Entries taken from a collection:
..............................
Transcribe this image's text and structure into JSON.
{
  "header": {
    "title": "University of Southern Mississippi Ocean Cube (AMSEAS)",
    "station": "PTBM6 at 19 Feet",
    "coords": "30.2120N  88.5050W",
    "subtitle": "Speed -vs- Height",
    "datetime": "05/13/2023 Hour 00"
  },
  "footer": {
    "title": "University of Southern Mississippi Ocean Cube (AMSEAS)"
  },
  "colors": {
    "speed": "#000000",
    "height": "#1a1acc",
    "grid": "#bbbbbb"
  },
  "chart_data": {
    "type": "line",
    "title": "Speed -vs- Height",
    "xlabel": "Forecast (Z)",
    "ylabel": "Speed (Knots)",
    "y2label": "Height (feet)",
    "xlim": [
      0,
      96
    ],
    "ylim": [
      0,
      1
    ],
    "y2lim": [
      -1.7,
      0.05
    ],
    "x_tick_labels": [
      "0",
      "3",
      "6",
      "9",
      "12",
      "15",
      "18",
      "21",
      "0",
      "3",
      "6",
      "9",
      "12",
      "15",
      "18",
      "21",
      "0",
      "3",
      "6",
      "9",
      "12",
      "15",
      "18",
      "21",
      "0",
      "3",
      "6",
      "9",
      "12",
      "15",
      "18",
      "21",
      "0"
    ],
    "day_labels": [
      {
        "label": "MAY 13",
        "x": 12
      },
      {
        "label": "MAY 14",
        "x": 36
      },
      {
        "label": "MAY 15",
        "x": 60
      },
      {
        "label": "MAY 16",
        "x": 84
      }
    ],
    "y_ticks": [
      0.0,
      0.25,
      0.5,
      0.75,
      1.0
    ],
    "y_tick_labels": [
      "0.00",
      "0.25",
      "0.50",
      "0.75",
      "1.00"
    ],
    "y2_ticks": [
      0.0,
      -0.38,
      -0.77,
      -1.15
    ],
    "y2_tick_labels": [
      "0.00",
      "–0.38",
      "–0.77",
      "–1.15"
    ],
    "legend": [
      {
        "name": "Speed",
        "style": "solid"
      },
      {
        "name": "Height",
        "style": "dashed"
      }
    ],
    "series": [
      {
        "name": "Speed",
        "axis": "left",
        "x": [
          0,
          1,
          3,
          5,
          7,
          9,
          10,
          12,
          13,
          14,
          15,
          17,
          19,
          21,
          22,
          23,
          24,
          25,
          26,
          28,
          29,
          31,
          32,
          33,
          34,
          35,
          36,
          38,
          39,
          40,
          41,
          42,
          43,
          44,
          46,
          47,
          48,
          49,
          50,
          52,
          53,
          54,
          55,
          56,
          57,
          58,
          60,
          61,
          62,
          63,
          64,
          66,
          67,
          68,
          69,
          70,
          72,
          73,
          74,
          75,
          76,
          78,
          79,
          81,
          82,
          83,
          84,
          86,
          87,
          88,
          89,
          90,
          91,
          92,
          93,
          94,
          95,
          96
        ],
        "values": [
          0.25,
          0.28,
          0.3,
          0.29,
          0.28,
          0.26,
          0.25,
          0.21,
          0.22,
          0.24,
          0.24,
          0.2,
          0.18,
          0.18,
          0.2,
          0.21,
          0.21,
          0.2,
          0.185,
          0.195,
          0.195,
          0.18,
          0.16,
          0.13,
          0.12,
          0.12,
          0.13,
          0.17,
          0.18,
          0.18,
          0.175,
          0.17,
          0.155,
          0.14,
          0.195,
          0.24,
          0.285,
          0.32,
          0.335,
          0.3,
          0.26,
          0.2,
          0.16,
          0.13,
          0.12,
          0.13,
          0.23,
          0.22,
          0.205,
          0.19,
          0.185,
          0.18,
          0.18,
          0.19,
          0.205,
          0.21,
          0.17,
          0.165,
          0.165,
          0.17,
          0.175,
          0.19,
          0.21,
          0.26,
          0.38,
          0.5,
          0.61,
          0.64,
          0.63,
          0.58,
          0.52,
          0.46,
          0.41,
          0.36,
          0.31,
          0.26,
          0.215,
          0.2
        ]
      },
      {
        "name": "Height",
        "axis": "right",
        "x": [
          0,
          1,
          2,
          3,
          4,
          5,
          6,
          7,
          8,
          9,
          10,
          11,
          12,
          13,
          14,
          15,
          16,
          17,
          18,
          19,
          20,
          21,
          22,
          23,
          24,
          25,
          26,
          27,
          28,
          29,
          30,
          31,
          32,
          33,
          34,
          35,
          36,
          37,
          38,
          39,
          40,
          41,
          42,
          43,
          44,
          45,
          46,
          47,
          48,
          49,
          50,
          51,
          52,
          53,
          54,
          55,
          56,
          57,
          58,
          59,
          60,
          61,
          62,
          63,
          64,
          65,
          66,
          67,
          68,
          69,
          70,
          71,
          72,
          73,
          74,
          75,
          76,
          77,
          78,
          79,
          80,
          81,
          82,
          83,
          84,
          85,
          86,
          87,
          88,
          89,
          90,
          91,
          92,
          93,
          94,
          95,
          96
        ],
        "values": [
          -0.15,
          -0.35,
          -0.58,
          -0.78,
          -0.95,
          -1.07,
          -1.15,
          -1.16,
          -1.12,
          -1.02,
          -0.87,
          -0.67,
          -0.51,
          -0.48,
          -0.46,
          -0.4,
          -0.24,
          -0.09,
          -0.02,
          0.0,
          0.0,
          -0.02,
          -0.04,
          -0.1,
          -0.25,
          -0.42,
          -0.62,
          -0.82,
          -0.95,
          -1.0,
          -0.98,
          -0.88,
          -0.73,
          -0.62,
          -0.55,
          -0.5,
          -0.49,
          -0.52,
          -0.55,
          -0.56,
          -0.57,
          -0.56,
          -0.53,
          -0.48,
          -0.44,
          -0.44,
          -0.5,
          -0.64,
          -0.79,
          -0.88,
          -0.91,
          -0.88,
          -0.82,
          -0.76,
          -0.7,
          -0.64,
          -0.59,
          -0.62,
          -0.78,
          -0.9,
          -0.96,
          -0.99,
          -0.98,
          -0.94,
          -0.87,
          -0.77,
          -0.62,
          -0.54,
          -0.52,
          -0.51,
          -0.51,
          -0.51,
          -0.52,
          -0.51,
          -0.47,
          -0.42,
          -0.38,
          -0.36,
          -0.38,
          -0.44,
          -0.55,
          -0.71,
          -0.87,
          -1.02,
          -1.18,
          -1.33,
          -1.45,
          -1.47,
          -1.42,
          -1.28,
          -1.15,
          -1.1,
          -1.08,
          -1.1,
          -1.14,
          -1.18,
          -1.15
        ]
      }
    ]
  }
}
..............................
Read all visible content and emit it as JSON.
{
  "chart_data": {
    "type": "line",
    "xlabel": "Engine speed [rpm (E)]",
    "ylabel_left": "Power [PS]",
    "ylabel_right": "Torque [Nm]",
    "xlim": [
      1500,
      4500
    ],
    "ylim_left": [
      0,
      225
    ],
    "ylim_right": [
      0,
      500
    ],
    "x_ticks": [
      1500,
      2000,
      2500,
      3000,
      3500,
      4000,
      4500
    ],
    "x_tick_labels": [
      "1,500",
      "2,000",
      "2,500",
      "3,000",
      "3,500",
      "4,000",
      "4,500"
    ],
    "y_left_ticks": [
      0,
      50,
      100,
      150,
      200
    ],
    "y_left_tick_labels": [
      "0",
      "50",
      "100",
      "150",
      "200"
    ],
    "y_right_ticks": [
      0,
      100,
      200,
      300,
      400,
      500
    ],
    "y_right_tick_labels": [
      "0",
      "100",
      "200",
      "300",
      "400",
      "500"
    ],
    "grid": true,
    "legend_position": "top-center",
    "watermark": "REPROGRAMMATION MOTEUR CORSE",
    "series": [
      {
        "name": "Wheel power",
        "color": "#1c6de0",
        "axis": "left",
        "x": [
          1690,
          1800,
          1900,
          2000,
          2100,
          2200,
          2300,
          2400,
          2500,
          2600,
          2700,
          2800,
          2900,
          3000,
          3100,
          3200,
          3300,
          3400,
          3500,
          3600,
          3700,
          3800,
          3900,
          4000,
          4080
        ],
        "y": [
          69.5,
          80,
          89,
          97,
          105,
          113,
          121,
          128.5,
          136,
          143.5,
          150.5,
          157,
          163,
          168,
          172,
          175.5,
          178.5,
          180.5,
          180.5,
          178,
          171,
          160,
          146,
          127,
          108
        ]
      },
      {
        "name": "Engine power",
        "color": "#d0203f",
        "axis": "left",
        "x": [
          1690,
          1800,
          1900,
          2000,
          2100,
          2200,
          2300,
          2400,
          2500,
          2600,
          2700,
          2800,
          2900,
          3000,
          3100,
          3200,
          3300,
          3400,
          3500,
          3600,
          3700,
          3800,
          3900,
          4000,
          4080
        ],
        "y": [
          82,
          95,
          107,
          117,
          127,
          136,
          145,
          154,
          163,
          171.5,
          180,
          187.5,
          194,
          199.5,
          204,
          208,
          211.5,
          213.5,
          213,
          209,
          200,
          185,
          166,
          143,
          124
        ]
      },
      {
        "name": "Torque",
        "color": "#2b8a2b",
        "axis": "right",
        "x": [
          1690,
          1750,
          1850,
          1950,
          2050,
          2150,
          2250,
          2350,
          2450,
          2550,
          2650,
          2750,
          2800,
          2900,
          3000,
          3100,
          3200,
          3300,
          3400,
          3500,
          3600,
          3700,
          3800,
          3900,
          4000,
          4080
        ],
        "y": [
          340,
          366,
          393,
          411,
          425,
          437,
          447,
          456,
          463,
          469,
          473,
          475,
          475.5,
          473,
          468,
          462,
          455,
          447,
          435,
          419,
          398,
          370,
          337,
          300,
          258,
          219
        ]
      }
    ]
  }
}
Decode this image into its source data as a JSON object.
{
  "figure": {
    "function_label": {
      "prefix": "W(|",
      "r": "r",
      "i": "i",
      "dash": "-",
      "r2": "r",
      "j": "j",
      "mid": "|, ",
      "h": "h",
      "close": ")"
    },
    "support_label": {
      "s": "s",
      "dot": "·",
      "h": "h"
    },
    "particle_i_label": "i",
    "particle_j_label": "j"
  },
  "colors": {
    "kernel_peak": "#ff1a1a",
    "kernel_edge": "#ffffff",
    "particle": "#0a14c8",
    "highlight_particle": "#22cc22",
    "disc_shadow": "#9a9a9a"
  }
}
..............................
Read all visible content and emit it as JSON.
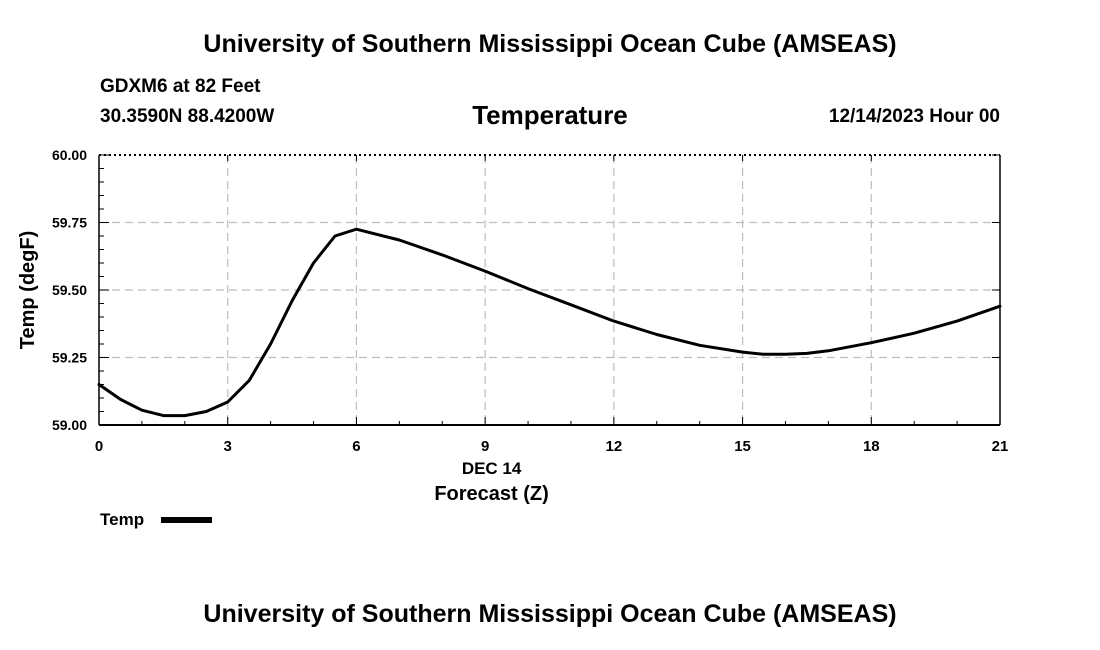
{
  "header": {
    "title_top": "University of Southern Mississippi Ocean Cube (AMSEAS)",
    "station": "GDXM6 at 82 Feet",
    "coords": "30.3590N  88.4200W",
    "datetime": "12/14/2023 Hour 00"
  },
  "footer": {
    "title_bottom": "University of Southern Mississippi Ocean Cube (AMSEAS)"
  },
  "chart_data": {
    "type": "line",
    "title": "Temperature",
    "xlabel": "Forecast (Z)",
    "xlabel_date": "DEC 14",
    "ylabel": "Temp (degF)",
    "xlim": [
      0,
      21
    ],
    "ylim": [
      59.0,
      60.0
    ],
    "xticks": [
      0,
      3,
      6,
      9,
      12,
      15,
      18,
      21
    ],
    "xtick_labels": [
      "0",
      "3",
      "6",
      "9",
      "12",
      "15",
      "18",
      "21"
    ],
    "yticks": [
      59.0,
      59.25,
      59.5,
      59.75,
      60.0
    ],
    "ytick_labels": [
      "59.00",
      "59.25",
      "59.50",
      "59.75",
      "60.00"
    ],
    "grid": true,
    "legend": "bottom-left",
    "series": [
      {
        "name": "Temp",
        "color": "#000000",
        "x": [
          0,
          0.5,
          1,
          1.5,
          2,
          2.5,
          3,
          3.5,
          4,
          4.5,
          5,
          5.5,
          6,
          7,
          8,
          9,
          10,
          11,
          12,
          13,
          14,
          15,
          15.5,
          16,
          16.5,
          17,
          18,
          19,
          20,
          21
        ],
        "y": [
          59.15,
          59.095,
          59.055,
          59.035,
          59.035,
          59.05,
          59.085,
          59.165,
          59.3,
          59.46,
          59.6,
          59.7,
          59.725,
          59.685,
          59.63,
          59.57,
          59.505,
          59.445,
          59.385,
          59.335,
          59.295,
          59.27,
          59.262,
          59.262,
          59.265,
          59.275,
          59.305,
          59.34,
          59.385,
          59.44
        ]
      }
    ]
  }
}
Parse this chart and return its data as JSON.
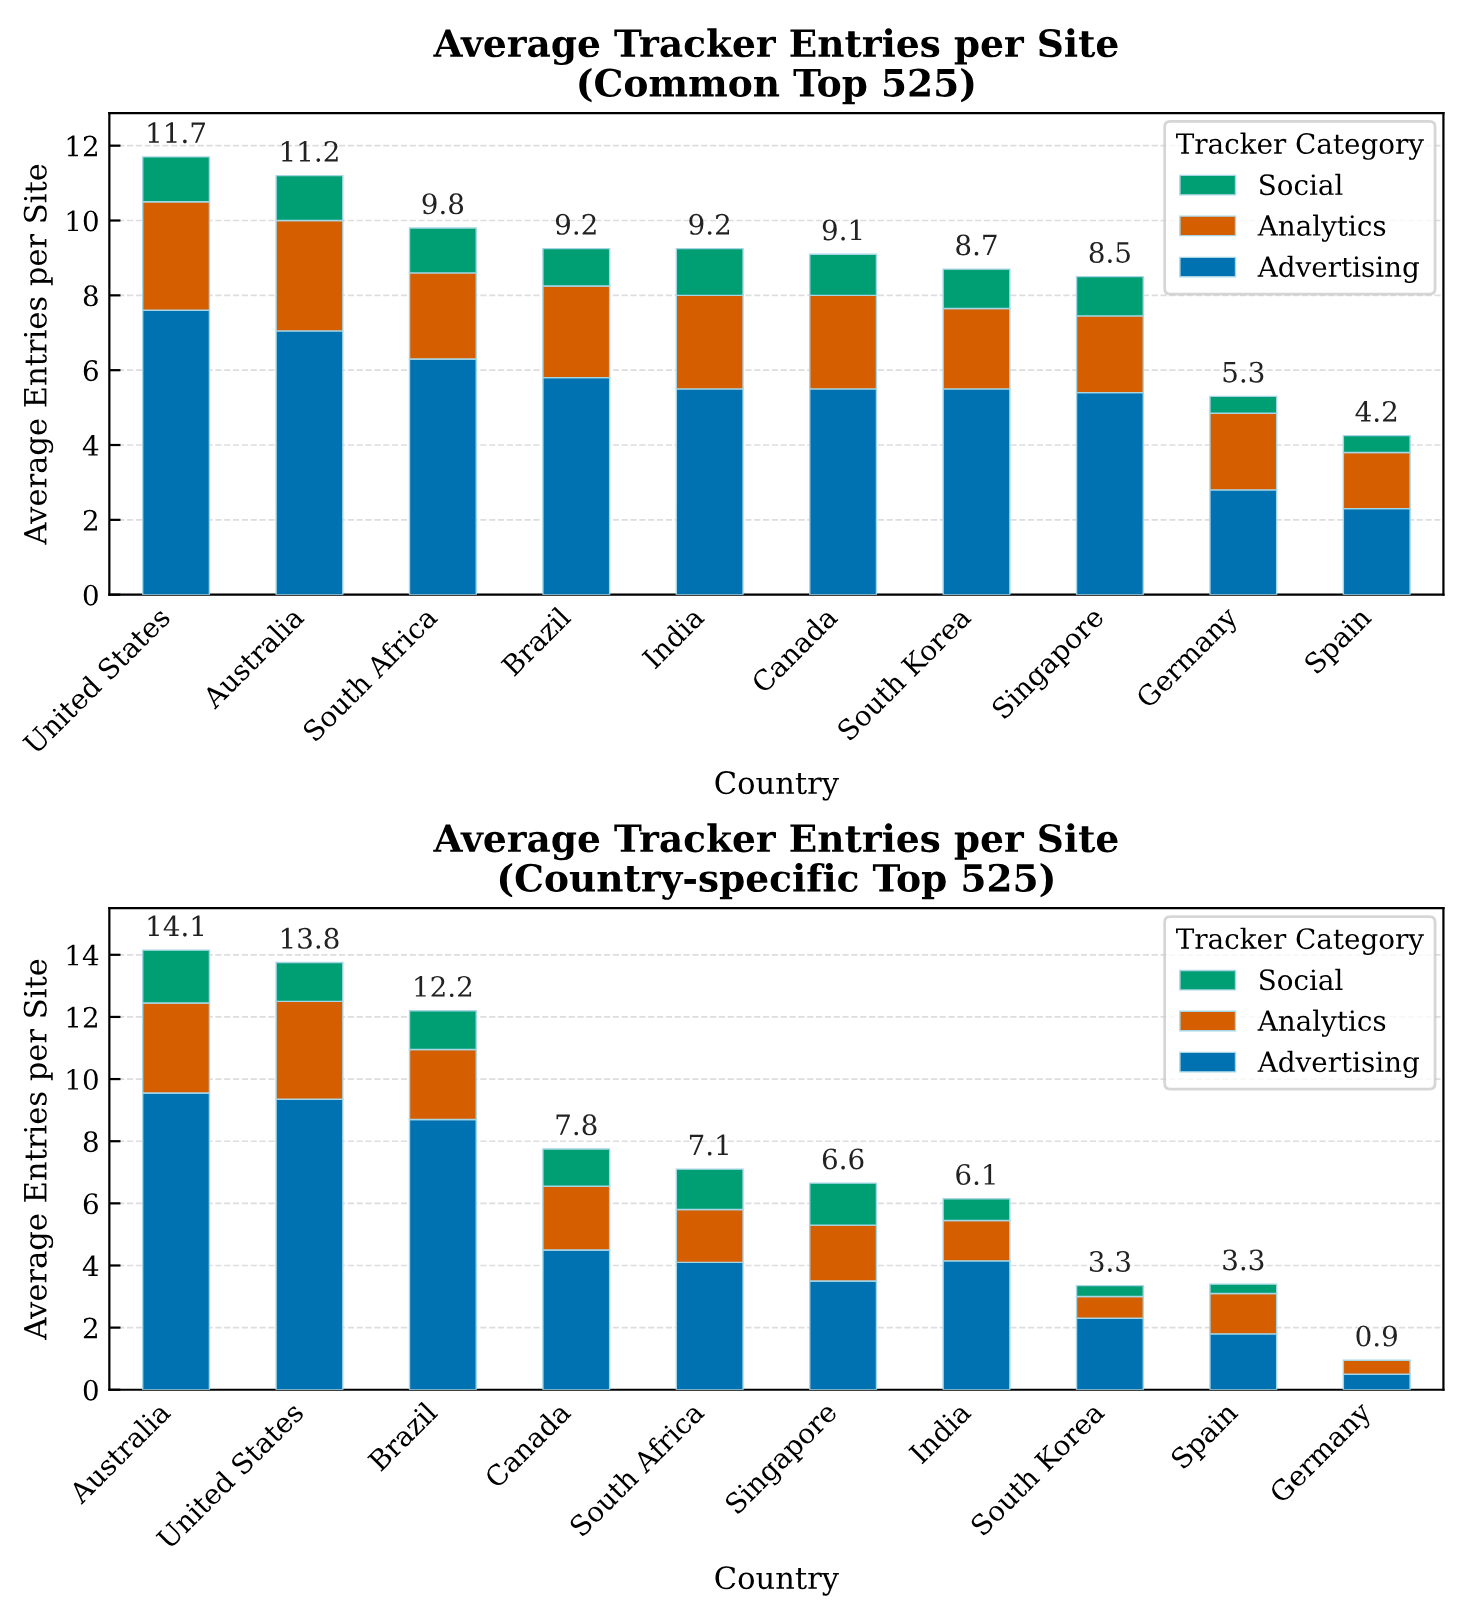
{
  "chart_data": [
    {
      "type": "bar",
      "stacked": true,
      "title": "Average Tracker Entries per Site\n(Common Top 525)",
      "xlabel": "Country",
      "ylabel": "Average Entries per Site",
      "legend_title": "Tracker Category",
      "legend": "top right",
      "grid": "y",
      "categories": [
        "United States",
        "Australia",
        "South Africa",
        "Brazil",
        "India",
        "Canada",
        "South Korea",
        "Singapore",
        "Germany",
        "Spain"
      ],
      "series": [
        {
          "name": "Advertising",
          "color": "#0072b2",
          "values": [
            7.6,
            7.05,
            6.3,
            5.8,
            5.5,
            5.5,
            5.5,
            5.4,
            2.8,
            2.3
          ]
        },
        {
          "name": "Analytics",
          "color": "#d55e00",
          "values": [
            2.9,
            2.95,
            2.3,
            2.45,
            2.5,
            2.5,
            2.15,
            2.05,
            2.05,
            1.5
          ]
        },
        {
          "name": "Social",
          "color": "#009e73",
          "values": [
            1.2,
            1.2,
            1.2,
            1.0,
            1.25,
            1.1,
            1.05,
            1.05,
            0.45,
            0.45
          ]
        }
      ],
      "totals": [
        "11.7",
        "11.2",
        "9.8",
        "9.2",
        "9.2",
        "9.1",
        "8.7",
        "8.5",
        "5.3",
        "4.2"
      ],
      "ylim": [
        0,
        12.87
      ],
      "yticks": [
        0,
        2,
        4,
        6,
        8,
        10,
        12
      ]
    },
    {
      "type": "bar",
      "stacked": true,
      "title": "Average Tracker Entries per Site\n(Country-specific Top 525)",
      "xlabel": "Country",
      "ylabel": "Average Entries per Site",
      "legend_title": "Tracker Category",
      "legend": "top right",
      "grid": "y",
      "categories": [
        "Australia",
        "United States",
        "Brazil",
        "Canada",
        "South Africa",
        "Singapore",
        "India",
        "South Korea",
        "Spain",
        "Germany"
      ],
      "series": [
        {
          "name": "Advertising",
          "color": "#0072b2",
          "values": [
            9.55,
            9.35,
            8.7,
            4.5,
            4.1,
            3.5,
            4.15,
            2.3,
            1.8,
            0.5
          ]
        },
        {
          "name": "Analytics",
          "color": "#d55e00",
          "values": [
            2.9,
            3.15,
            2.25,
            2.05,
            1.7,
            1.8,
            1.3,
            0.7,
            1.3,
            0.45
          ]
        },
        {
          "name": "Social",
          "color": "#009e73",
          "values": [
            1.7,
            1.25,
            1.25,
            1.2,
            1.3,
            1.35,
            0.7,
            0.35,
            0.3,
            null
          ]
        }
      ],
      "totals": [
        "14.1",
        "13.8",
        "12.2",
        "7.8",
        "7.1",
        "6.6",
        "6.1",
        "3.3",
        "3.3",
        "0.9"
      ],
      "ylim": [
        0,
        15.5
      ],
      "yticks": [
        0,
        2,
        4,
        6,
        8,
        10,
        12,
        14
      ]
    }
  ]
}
..............................
Set task: Identify and list each line with the word "AMSEAS".

Reply:
    "title": "University of Southern Mississippi Ocean Cube (AMSEAS)",
    "title": "University of Southern Mississippi Ocean Cube (AMSEAS)"
    "title_top": "University of Southern Mississippi Ocean Cube (AMSEAS)",
    "title_bottom": "University of Southern Mississippi Ocean Cube (AMSEAS)"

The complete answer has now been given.